- **Stated problem**: All of the entries must be reproduced exactly, with no images carried over.

- **Data provided**:
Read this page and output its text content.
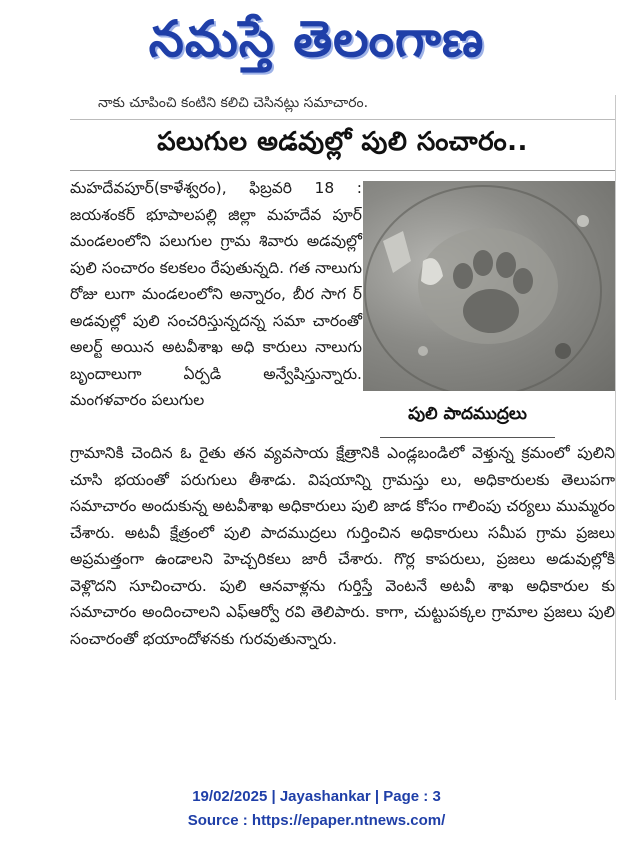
నమస్తే తెలంగాణ
నాకు చూపించి కంటిని కలిచి చెసినట్లు సమాచారం.
పలుగుల అడవుల్లో పులి సంచారం..
మహదేవపూర్(కాళేశ్వరం), ఫిబ్రవరి 18 : జయశంకర్ భూపాలపల్లి జిల్లా మహదేవ పూర్ మండలంలోని పలుగుల గ్రామ శివారు అడవుల్లో పులి సంచారం కలకలం రేపుతున్నది. గత నాలుగు రోజు లుగా మండలంలోని అన్నారం, బీర సాగ ర్ అడవుల్లో పులి సంచరిస్తున్నదన్న సమా చారంతో అలర్ట్ అయిన అటవీశాఖ అధి కారులు నాలుగు బృందాలుగా ఏర్పడి అన్వేషిస్తున్నారు. మంగళవారం పలుగుల
పులి పాదముద్రలు
గ్రామానికి చెందిన ఓ రైతు తన వ్యవసాయ క్షేత్రానికి ఎండ్లబండిలో వెళ్తున్న క్రమంలో పులిని చూసి భయంతో పరుగులు తీశాడు. విషయాన్ని గ్రామస్తు లు, అధికారులకు తెలుపగా సమాచారం అందుకున్న అటవీశాఖ అధికారులు పులి జాడ కోసం గాలింపు చర్యలు ముమ్మరం చేశారు. అటవీ క్షేత్రంలో పులి పాదముద్రలు గుర్తించిన అధికారులు సమీప గ్రామ ప్రజలు అప్రమత్తంగా ఉండాలని హెచ్చరికలు జారీ చేశారు. గొర్ల కాపరులు, ప్రజలు అడువుల్లోకి వెళ్లొదని సూచించారు. పులి ఆనవాళ్లను గుర్తిస్తే వెంటనే అటవీ శాఖ అధికారుల కు సమాచారం అందించాలని ఎఫ్ఆర్వో రవి తెలిపారు. కాగా, చుట్టుపక్కల గ్రామాల ప్రజలు పులి సంచారంతో భయాందోళనకు గురవుతున్నారు.
19/02/2025 | Jayashankar | Page : 3
Source : https://epaper.ntnews.com/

- **Answer to the exercise**:
Read this page and output its text content.
నమస్తే తెలంగాణ
నాకు చూపించి కంటిని కలిచి చెసినట్లు సమాచారం.
పలుగుల అడవుల్లో పులి సంచారం..
మహదేవపూర్(కాళేశ్వరం), ఫిబ్రవరి 18 : జయశంకర్ భూపాలపల్లి జిల్లా మహదేవ పూర్ మండలంలోని పలుగుల గ్రామ శివారు అడవుల్లో పులి సంచారం కలకలం రేపుతున్నది. గత నాలుగు రోజు లుగా మండలంలోని అన్నారం, బీర సాగ ర్ అడవుల్లో పులి సంచరిస్తున్నదన్న సమా చారంతో అలర్ట్ అయిన అటవీశాఖ అధి కారులు నాలుగు బృందాలుగా ఏర్పడి అన్వేషిస్తున్నారు. మంగళవారం పలుగుల
పులి పాదముద్రలు
గ్రామానికి చెందిన ఓ రైతు తన వ్యవసాయ క్షేత్రానికి ఎండ్లబండిలో వెళ్తున్న క్రమంలో పులిని చూసి భయంతో పరుగులు తీశాడు. విషయాన్ని గ్రామస్తు లు, అధికారులకు తెలుపగా సమాచారం అందుకున్న అటవీశాఖ అధికారులు పులి జాడ కోసం గాలింపు చర్యలు ముమ్మరం చేశారు. అటవీ క్షేత్రంలో పులి పాదముద్రలు గుర్తించిన అధికారులు సమీప గ్రామ ప్రజలు అప్రమత్తంగా ఉండాలని హెచ్చరికలు జారీ చేశారు. గొర్ల కాపరులు, ప్రజలు అడువుల్లోకి వెళ్లొదని సూచించారు. పులి ఆనవాళ్లను గుర్తిస్తే వెంటనే అటవీ శాఖ అధికారుల కు సమాచారం అందించాలని ఎఫ్ఆర్వో రవి తెలిపారు. కాగా, చుట్టుపక్కల గ్రామాల ప్రజలు పులి సంచారంతో భయాందోళనకు గురవుతున్నారు.
19/02/2025 | Jayashankar | Page : 3
Source : https://epaper.ntnews.com/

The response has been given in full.